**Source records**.

===============

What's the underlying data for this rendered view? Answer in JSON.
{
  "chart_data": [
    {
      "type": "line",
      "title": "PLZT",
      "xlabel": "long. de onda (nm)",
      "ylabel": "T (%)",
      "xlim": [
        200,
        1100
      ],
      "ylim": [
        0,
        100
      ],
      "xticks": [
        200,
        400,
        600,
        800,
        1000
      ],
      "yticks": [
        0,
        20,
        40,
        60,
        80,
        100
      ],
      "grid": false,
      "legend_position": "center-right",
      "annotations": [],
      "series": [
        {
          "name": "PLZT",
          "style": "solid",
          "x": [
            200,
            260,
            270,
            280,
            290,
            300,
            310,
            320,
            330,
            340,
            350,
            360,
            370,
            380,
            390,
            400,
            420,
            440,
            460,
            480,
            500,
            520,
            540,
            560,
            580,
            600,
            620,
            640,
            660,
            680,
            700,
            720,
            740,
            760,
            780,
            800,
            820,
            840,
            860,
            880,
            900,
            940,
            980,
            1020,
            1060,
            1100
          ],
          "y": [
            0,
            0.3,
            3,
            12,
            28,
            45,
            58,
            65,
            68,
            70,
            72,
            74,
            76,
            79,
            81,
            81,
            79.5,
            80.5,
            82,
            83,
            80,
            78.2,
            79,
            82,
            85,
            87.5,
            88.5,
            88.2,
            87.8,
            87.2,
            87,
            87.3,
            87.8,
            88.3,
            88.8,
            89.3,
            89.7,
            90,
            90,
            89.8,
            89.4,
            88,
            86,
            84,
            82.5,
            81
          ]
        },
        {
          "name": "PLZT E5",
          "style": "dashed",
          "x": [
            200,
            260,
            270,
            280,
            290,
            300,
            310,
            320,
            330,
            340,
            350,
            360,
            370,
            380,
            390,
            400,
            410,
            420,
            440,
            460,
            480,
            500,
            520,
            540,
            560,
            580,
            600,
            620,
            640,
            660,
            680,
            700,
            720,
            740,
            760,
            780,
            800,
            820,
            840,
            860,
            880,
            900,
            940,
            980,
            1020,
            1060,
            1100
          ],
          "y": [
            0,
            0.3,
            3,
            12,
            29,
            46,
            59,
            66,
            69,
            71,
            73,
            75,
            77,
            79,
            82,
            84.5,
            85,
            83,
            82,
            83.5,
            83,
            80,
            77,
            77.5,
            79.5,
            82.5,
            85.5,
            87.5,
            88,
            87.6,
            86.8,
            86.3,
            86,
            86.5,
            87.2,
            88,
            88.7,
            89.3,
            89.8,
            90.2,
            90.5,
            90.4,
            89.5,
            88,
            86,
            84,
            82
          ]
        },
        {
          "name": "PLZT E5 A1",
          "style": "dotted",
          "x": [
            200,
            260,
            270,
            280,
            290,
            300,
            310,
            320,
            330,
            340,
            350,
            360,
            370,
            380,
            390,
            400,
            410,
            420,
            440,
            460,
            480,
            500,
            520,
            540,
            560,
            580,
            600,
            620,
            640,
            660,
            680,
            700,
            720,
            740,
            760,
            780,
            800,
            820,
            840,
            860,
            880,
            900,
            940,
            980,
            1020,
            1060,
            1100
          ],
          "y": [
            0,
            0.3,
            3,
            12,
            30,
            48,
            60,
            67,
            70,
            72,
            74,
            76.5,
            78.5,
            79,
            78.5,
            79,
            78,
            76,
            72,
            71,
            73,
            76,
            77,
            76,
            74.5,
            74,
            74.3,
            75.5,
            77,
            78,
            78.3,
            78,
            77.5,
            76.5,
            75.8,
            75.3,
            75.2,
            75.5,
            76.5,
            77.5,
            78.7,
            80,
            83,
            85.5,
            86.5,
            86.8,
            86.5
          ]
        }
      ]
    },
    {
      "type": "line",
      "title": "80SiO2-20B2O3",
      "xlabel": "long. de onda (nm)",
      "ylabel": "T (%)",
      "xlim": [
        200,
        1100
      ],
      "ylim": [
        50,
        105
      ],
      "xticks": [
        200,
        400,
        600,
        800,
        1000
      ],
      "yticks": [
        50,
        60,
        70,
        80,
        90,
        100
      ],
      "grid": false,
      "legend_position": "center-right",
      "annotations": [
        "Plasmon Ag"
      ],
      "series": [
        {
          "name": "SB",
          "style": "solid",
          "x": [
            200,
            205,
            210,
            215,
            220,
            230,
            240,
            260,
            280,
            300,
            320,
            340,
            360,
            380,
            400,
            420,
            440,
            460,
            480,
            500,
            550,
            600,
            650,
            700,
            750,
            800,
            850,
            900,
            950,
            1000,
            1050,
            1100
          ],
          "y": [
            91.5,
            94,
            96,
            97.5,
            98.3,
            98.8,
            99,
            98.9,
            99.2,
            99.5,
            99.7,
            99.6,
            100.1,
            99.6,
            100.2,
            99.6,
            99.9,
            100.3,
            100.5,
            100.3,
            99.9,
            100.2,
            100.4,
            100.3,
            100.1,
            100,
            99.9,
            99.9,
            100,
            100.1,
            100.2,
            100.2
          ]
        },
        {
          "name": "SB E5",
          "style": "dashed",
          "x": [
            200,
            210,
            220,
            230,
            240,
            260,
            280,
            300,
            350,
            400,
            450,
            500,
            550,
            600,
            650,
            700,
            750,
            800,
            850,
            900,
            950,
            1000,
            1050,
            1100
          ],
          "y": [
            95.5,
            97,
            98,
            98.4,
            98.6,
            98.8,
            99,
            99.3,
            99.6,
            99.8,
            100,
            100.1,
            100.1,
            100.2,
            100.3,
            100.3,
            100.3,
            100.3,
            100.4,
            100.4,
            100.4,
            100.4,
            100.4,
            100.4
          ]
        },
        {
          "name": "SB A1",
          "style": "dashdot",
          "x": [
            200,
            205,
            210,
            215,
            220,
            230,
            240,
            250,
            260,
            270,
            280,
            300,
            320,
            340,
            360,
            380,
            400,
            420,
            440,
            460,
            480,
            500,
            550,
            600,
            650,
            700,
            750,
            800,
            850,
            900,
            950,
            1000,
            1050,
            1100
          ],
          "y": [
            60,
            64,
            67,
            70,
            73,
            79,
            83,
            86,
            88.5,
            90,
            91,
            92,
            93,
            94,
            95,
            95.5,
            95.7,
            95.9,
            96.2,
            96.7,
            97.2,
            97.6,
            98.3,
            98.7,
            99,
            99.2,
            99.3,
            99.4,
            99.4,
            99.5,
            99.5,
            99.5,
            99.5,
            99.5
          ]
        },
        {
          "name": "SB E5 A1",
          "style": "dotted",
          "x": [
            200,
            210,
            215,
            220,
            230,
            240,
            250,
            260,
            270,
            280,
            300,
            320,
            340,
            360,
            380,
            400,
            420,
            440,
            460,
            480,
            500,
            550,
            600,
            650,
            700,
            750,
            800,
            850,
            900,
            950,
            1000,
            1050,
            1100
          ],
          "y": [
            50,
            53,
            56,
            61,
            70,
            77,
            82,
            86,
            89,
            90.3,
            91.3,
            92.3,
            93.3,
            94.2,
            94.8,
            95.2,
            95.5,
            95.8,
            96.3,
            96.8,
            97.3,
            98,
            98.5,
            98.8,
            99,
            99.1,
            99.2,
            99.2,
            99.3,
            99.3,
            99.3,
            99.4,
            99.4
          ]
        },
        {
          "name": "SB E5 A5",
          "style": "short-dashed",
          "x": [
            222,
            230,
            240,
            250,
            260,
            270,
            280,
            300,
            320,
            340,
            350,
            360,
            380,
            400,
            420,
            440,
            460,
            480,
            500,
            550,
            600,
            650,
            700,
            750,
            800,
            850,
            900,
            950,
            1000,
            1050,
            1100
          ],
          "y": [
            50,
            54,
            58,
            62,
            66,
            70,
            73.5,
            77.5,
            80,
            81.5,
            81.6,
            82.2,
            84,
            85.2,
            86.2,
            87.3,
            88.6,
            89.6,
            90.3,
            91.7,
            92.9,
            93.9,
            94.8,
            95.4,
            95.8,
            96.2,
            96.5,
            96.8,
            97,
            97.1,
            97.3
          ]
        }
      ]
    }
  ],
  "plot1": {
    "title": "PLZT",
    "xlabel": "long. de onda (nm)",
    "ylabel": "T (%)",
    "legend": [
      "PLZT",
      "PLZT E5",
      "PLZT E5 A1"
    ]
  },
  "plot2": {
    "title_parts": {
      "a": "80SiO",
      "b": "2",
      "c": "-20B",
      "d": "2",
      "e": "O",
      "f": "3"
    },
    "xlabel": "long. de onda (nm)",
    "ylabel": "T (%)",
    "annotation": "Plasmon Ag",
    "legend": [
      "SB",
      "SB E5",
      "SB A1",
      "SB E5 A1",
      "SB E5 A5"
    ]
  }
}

===============

Pick out all lines from the data above in which the word "PLZT" appears.

      "title": "PLZT",
          "name": "PLZT",
          "name": "PLZT E5",
          "name": "PLZT E5 A1",
    "title": "PLZT",
      "PLZT",
      "PLZT E5",
      "PLZT E5 A1"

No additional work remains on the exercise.